Dataset items:
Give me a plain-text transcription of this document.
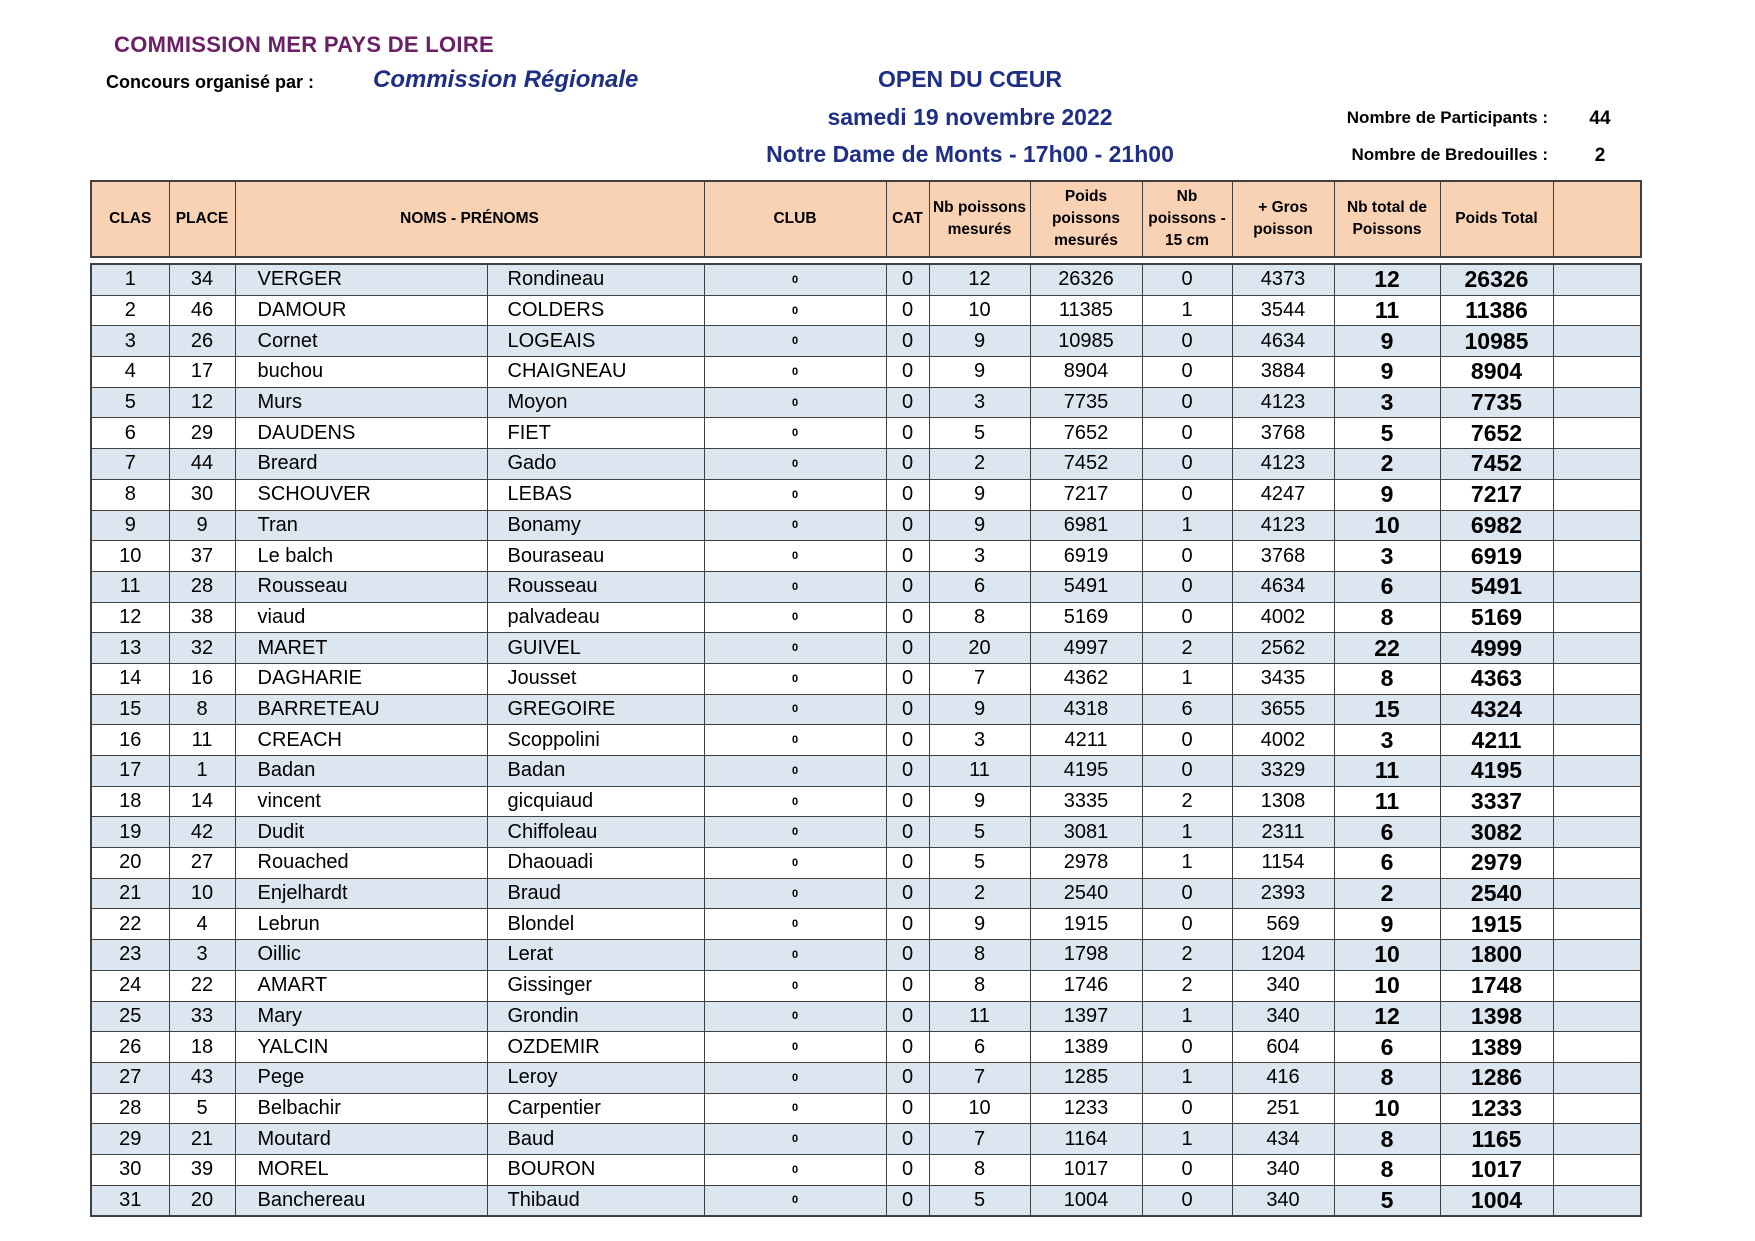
COMMISSION MER PAYS DE LOIRE
Concours organisé par : Commission Régionale	OPEN DU CŒUR
samedi 19 novembre 2022
Notre Dame de Monts - 17h00 - 21h00
Nombre de Participants :	44
Nombre de Bredouilles :	2
CLAS	PLACE	NOMS - PRÉNOMS	CLUB	CAT	Nb poissons mesurés	Poids poissons mesurés	Nb poissons - 15 cm	+ Gros poisson	Nb total de Poissons	Poids Total	
1	34	VERGER	Rondineau	0	0	12	26326	0	4373	12	26326	
2	46	DAMOUR	COLDERS	0	0	10	11385	1	3544	11	11386	
3	26	Cornet	LOGEAIS	0	0	9	10985	0	4634	9	10985	
4	17	buchou	CHAIGNEAU	0	0	9	8904	0	3884	9	8904	
5	12	Murs	Moyon	0	0	3	7735	0	4123	3	7735	
6	29	DAUDENS	FIET	0	0	5	7652	0	3768	5	7652	
7	44	Breard	Gado	0	0	2	7452	0	4123	2	7452	
8	30	SCHOUVER	LEBAS	0	0	9	7217	0	4247	9	7217	
9	9	Tran	Bonamy	0	0	9	6981	1	4123	10	6982	
10	37	Le balch	Bouraseau	0	0	3	6919	0	3768	3	6919	
11	28	Rousseau	Rousseau	0	0	6	5491	0	4634	6	5491	
12	38	viaud	palvadeau	0	0	8	5169	0	4002	8	5169	
13	32	MARET	GUIVEL	0	0	20	4997	2	2562	22	4999	
14	16	DAGHARIE	Jousset	0	0	7	4362	1	3435	8	4363	
15	8	BARRETEAU	GREGOIRE	0	0	9	4318	6	3655	15	4324	
16	11	CREACH	Scoppolini	0	0	3	4211	0	4002	3	4211	
17	1	Badan	Badan	0	0	11	4195	0	3329	11	4195	
18	14	vincent	gicquiaud	0	0	9	3335	2	1308	11	3337	
19	42	Dudit	Chiffoleau	0	0	5	3081	1	2311	6	3082	
20	27	Rouached	Dhaouadi	0	0	5	2978	1	1154	6	2979	
21	10	Enjelhardt	Braud	0	0	2	2540	0	2393	2	2540	
22	4	Lebrun	Blondel	0	0	9	1915	0	569	9	1915	
23	3	Oillic	Lerat	0	0	8	1798	2	1204	10	1800	
24	22	AMART	Gissinger	0	0	8	1746	2	340	10	1748	
25	33	Mary	Grondin	0	0	11	1397	1	340	12	1398	
26	18	YALCIN	OZDEMIR	0	0	6	1389	0	604	6	1389	
27	43	Pege	Leroy	0	0	7	1285	1	416	8	1286	
28	5	Belbachir	Carpentier	0	0	10	1233	0	251	10	1233	
29	21	Moutard	Baud	0	0	7	1164	1	434	8	1165	
30	39	MOREL	BOURON	0	0	8	1017	0	340	8	1017	
31	20	Banchereau	Thibaud	0	0	5	1004	0	340	5	1004	
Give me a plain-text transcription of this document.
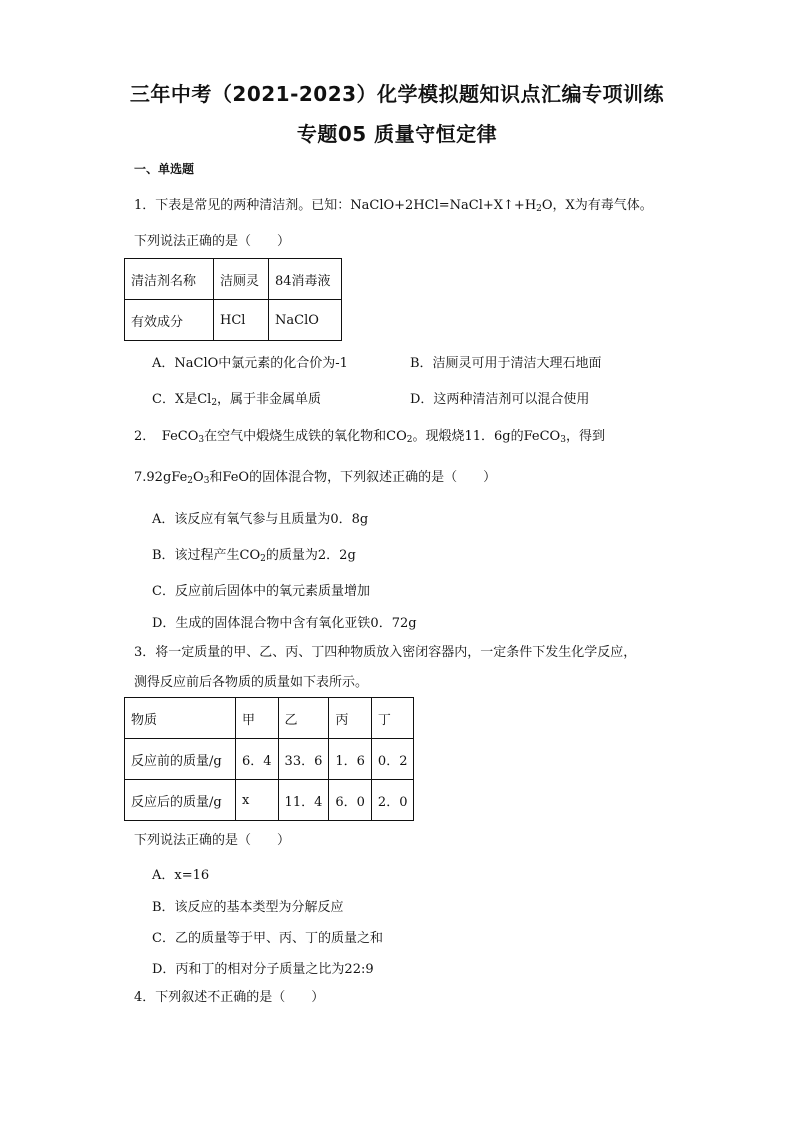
三年中考（2021-2023）化学模拟题知识点汇编专项训练
专题05 质量守恒定律
一、单选题
1．下表是常见的两种清洁剂。已知：$NaClO+2HCl=NaCl+X↑+H_2O$，X为有毒气体。
下列说法正确的是（　　）
清洁剂名称	洁厕灵	84消毒液
有效成分	HCl	NaClO
A．NaClO中氯元素的化合价为-1	B．洁厕灵可用于清洁大理石地面
C．X是$Cl_2$，属于非金属单质	D．这两种清洁剂可以混合使用
2．　FeCO$_3$在空气中煅烧生成铁的氧化物和$CO_2$。现煅烧11．6g的FeCO$_3$，得到
$7.92gFe_2O_3$和FeO的固体混合物，下列叙述正确的是（　　）
A．该反应有氧气参与且质量为0．8g
B．该过程产生$CO_2$的质量为2．2g
C．反应前后固体中的氧元素质量增加
D．生成的固体混合物中含有氧化亚铁0．72g
3．将一定质量的甲、乙、丙、丁四种物质放入密闭容器内，一定条件下发生化学反应，
测得反应前后各物质的质量如下表所示。
物质	甲	乙	丙	丁
反应前的质量/g	6．4	33．6	1．6	0．2
反应后的质量/g	x	11．4	6．0	2．0
下列说法正确的是（　　）
A．x=16
B．该反应的基本类型为分解反应
C．乙的质量等于甲、丙、丁的质量之和
D．丙和丁的相对分子质量之比为22:9
4．下列叙述不正确的是（　　）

**The exercise:** Your copy of the data above should match it exactly, except that pictures are left out.

**Written response:**
Give me a plain-text transcription of this document.
COMMISSION MER PAYS DE LOIRE
Concours organisé par : Commission Régionale	OPEN DU CŒUR
samedi 19 novembre 2022
Notre Dame de Monts - 17h00 - 21h00
Nombre de Participants :	44
Nombre de Bredouilles :	2
CLAS	PLACE	NOMS - PRÉNOMS	CLUB	CAT	Nb poissons mesurés	Poids poissons mesurés	Nb poissons - 15 cm	+ Gros poisson	Nb total de Poissons	Poids Total	
1	34	VERGER	Rondineau	0	0	12	26326	0	4373	12	26326	
2	46	DAMOUR	COLDERS	0	0	10	11385	1	3544	11	11386	
3	26	Cornet	LOGEAIS	0	0	9	10985	0	4634	9	10985	
4	17	buchou	CHAIGNEAU	0	0	9	8904	0	3884	9	8904	
5	12	Murs	Moyon	0	0	3	7735	0	4123	3	7735	
6	29	DAUDENS	FIET	0	0	5	7652	0	3768	5	7652	
7	44	Breard	Gado	0	0	2	7452	0	4123	2	7452	
8	30	SCHOUVER	LEBAS	0	0	9	7217	0	4247	9	7217	
9	9	Tran	Bonamy	0	0	9	6981	1	4123	10	6982	
10	37	Le balch	Bouraseau	0	0	3	6919	0	3768	3	6919	
11	28	Rousseau	Rousseau	0	0	6	5491	0	4634	6	5491	
12	38	viaud	palvadeau	0	0	8	5169	0	4002	8	5169	
13	32	MARET	GUIVEL	0	0	20	4997	2	2562	22	4999	
14	16	DAGHARIE	Jousset	0	0	7	4362	1	3435	8	4363	
15	8	BARRETEAU	GREGOIRE	0	0	9	4318	6	3655	15	4324	
16	11	CREACH	Scoppolini	0	0	3	4211	0	4002	3	4211	
17	1	Badan	Badan	0	0	11	4195	0	3329	11	4195	
18	14	vincent	gicquiaud	0	0	9	3335	2	1308	11	3337	
19	42	Dudit	Chiffoleau	0	0	5	3081	1	2311	6	3082	
20	27	Rouached	Dhaouadi	0	0	5	2978	1	1154	6	2979	
21	10	Enjelhardt	Braud	0	0	2	2540	0	2393	2	2540	
22	4	Lebrun	Blondel	0	0	9	1915	0	569	9	1915	
23	3	Oillic	Lerat	0	0	8	1798	2	1204	10	1800	
24	22	AMART	Gissinger	0	0	8	1746	2	340	10	1748	
25	33	Mary	Grondin	0	0	11	1397	1	340	12	1398	
26	18	YALCIN	OZDEMIR	0	0	6	1389	0	604	6	1389	
27	43	Pege	Leroy	0	0	7	1285	1	416	8	1286	
28	5	Belbachir	Carpentier	0	0	10	1233	0	251	10	1233	
29	21	Moutard	Baud	0	0	7	1164	1	434	8	1165	
30	39	MOREL	BOURON	0	0	8	1017	0	340	8	1017	
31	20	Banchereau	Thibaud	0	0	5	1004	0	340	5	1004	
Give me a plain-text transcription of this document.
三年中考（2021-2023）化学模拟题知识点汇编专项训练
专题05 质量守恒定律
一、单选题
1．下表是常见的两种清洁剂。已知：$NaClO+2HCl=NaCl+X↑+H_2O$，X为有毒气体。
下列说法正确的是（　　）
清洁剂名称	洁厕灵	84消毒液
有效成分	HCl	NaClO
A．NaClO中氯元素的化合价为-1	B．洁厕灵可用于清洁大理石地面
C．X是$Cl_2$，属于非金属单质	D．这两种清洁剂可以混合使用
2．　FeCO$_3$在空气中煅烧生成铁的氧化物和$CO_2$。现煅烧11．6g的FeCO$_3$，得到
$7.92gFe_2O_3$和FeO的固体混合物，下列叙述正确的是（　　）
A．该反应有氧气参与且质量为0．8g
B．该过程产生$CO_2$的质量为2．2g
C．反应前后固体中的氧元素质量增加
D．生成的固体混合物中含有氧化亚铁0．72g
3．将一定质量的甲、乙、丙、丁四种物质放入密闭容器内，一定条件下发生化学反应，
测得反应前后各物质的质量如下表所示。
物质	甲	乙	丙	丁
反应前的质量/g	6．4	33．6	1．6	0．2
反应后的质量/g	x	11．4	6．0	2．0
下列说法正确的是（　　）
A．x=16
B．该反应的基本类型为分解反应
C．乙的质量等于甲、丙、丁的质量之和
D．丙和丁的相对分子质量之比为22:9
4．下列叙述不正确的是（　　）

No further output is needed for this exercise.